Find the word "Loss" in the material below and gather every line that contains it.

[START Supplied material]

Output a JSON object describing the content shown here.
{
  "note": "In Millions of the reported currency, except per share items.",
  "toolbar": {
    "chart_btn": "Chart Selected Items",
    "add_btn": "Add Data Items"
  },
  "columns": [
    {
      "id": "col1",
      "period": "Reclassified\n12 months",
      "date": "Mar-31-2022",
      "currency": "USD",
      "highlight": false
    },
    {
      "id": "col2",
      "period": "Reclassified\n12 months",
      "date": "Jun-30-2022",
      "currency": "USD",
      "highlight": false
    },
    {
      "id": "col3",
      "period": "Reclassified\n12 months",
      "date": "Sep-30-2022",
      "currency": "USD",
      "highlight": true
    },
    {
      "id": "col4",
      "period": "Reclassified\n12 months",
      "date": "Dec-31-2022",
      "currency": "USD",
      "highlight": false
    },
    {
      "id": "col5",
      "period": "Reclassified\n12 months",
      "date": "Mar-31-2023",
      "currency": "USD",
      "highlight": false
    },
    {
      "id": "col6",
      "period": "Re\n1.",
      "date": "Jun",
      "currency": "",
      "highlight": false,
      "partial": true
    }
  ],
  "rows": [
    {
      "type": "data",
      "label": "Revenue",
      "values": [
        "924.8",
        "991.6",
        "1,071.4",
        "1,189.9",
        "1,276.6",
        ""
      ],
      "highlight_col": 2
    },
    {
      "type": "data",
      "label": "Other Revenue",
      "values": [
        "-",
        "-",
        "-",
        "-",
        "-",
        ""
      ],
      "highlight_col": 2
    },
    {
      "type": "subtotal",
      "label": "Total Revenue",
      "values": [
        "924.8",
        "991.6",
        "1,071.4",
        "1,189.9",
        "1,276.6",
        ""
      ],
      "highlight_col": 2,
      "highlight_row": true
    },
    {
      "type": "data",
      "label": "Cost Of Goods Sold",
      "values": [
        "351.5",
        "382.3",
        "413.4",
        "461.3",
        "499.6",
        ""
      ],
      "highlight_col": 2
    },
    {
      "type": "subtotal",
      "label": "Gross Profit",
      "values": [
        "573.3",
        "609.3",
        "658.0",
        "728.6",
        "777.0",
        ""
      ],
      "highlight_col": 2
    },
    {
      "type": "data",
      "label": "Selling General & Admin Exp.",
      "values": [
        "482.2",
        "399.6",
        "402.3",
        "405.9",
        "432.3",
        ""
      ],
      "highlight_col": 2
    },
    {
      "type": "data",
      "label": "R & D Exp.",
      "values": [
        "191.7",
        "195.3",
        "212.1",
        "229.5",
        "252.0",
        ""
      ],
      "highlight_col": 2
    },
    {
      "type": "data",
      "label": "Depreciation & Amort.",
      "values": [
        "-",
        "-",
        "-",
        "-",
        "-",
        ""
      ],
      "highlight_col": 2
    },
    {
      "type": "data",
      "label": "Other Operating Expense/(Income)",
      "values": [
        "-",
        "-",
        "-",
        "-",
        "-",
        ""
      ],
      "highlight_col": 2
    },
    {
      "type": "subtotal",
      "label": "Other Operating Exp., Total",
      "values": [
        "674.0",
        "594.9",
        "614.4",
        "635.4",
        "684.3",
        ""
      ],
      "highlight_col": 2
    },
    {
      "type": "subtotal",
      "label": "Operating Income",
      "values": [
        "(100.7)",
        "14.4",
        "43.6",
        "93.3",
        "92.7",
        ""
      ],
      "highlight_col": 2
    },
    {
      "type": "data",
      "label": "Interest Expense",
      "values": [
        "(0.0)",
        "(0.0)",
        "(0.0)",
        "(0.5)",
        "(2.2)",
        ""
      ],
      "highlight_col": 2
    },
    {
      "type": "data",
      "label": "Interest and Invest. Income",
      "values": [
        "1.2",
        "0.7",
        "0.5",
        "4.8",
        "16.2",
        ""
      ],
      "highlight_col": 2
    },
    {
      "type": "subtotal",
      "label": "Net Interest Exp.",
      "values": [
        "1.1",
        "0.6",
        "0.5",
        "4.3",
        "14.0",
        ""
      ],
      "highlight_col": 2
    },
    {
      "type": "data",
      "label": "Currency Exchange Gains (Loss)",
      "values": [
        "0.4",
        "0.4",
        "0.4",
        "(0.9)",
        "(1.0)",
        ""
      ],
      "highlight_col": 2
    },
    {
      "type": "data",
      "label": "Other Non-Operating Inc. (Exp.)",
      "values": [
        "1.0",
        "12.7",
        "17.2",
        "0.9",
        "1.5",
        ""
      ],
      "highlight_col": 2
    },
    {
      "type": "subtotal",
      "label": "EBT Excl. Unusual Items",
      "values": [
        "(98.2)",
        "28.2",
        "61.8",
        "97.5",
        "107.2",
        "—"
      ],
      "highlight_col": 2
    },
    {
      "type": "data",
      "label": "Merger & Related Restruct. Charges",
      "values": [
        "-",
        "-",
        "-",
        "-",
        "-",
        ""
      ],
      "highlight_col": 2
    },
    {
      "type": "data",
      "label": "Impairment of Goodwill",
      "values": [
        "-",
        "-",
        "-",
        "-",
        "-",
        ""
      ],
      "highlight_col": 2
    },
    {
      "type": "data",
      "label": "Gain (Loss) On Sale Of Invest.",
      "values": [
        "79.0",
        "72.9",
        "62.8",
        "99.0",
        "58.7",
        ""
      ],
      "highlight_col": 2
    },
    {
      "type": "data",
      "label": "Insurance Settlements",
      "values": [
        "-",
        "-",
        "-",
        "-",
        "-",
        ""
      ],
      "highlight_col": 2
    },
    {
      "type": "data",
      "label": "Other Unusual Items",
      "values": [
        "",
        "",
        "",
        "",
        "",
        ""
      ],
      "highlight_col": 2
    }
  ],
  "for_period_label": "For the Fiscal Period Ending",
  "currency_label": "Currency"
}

[END Supplied material]

(Output for this task)
      "label": "Currency Exchange Gains (Loss)",
      "label": "Gain (Loss) On Sale Of Invest.",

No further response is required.